# Consegna:
Ricopia per favore, senza alcuna modifica, il passo del testo sulla chiusura dello stabilimento Freudenberg che comincia con "Ora è fondamentale" e finisce con "5 Stelle, Pizzighini.".

# Blocco di testo:
DAZI USATI COME ALIBI, NESSUNA RESPONSABILITÀ SOCIALE VERSO IL TERRITORIO
(mi-lorenteggio.com) Milano, 24 dicembre 2025. Paola Pizzighini, consigliera regionale M5S Lombardia: «La chiusura dello stabilimento Freudenberg di Mazzo di Rho, e il conseguente licenziamento dei 42 lavoratori, rappresentano l’ennesimo esempio di una multinazionale che, pur in presenza di soluzioni concrete, sceglie deliberatamente la strada della dismissione e della delocalizzazione, ignorando il territorio e le persone che per anni hanno garantito professionalità e competenze. In questi giorni è stato siglato l’accordo presso Assolombarda sul piano di incentivi e ammortizzatori sociali. Come Movimento 5 Stelle abbiamo seguito questa vertenza sin dall’inizio, promuovendo due audizioni in Commissione IV Attività Produttive e organizzando insieme ai sindacati il presidio davanti all’azienda, nel tentativo di tenere aperto ogni spiraglio per una soluzione industriale. Nonostante la disponibilità di un imprenditore a subentrare e mantenere la produzione sul territorio, la società tedesca ha scelto di non confrontarsi seriamente e di respingere ogni ipotesi di continuità produttiva. Freudenberg è stata, inoltre, tra le prime aziende a indicare il tema dei dazi statunitensi come presunta giustificazione della chiusura, un argomento che nei fatti si è rivelato un alibi, utilizzato per mascherare una scelta già compiuta di delocalizzazione, senza alcuna reale volontà di salvaguardare occupazione e futuro produttivo sul territorio. È una scelta che condanniamo con forza perché dimostra come la logica del profitto a breve termine continui a prevalere sulla responsabilità sociale d’impresa, che in questo caso è risultata del tutto assente nei confronti dei lavoratori e della comunità locale.
Ora è fondamentale che Regione Lombardia rafforzi le politiche attive del lavoro, accompagni realmente i lavoratori nei percorsi di riqualificazione e favorisca la nascita di nuove opportunità industriali sul territorio. Da parte nostra continueremo a vigilare e a fare tutto il possibile, dentro e fuori il Consiglio regionale, per sostenere i 42 lavoratori coinvolti e le loro famiglie, affinché non vengano lasciati soli», conclude la 5 Stelle, Pizzighini.

# Dati da esaminare:
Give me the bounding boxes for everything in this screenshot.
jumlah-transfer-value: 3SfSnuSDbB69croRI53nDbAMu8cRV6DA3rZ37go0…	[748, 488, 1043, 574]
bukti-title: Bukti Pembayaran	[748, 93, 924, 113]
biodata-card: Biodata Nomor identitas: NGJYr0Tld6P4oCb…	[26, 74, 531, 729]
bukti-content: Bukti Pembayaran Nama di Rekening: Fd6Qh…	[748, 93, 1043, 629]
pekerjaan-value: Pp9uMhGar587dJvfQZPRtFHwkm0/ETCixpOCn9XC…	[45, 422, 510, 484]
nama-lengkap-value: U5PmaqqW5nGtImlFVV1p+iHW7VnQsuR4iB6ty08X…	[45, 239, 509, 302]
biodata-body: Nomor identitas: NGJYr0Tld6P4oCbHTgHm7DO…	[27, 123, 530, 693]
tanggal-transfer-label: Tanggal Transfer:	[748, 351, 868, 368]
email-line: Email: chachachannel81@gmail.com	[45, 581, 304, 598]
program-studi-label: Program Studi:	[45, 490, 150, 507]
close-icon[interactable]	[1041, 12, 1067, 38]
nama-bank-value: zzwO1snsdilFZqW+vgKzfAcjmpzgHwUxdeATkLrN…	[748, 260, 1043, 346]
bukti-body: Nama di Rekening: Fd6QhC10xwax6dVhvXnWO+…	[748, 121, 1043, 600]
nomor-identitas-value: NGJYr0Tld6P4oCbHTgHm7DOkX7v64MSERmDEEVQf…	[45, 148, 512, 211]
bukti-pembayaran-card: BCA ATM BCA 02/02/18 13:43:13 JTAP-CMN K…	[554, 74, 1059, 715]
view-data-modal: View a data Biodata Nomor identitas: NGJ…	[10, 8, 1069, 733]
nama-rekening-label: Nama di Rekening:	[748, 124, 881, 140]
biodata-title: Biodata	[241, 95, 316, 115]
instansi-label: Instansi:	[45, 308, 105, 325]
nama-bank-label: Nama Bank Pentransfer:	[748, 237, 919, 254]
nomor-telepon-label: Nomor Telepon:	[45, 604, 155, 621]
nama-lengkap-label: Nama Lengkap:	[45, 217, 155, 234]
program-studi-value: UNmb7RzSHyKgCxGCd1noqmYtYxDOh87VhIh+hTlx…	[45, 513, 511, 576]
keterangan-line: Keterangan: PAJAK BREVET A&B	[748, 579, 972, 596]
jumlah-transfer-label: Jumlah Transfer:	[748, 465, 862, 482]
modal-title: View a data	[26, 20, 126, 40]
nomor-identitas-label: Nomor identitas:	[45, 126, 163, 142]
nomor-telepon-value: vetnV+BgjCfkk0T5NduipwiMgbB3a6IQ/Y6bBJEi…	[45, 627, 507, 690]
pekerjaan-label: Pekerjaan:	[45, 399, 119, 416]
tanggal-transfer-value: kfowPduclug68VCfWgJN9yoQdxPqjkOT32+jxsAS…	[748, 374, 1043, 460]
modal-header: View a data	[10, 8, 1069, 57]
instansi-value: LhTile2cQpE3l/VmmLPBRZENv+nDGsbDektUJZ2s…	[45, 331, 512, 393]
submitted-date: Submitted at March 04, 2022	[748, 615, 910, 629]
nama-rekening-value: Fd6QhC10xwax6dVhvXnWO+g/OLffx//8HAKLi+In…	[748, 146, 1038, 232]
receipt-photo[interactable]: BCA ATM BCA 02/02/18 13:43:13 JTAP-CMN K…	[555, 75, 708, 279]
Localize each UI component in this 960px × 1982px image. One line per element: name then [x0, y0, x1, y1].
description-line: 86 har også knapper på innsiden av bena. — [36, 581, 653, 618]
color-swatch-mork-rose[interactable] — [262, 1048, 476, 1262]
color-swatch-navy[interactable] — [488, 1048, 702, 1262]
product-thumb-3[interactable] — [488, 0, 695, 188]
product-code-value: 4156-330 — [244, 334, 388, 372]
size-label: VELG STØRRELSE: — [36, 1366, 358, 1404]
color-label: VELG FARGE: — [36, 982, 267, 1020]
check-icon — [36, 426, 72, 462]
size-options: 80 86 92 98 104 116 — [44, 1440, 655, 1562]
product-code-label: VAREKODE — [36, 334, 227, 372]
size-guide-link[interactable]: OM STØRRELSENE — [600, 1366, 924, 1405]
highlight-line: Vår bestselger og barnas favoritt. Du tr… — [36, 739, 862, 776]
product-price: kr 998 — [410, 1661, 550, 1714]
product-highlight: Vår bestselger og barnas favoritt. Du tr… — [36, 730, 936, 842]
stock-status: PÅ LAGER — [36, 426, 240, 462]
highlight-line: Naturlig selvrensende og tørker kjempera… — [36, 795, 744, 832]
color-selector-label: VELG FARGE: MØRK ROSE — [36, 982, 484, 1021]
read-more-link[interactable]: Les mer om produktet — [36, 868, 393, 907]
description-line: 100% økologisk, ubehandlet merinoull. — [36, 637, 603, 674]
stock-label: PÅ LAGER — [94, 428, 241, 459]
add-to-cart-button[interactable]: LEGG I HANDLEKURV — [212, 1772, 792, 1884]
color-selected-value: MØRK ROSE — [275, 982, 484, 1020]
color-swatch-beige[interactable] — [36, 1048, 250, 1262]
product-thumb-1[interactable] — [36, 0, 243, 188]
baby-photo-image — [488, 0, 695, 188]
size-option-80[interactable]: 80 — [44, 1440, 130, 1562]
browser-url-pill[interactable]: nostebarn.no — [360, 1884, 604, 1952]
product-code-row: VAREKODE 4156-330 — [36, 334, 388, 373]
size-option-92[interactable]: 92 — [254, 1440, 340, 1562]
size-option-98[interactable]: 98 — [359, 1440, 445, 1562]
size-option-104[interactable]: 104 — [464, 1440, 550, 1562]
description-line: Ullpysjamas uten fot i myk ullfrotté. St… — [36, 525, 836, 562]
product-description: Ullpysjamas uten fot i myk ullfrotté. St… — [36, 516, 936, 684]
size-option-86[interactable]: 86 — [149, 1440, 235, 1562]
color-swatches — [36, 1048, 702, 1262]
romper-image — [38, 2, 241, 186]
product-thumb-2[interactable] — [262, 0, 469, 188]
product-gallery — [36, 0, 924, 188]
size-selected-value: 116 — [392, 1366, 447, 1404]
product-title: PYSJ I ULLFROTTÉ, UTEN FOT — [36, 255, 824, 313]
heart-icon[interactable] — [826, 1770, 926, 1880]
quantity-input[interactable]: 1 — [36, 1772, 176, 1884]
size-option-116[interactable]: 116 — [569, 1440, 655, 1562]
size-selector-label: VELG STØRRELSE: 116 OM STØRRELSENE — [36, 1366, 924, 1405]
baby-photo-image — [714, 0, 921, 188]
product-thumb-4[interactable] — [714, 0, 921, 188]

# Risposta all'esercizio:
Ora è fondamentale che Regione Lombardia rafforzi le politiche attive del lavoro, accompagni realmente i lavoratori nei percorsi di riqualificazione e favorisca la nascita di nuove opportunità industriali sul territorio. Da parte nostra continueremo a vigilare e a fare tutto il possibile, dentro e fuori il Consiglio regionale, per sostenere i 42 lavoratori coinvolti e le loro famiglie, affinché non vengano lasciati soli», conclude la 5 Stelle, Pizzighini.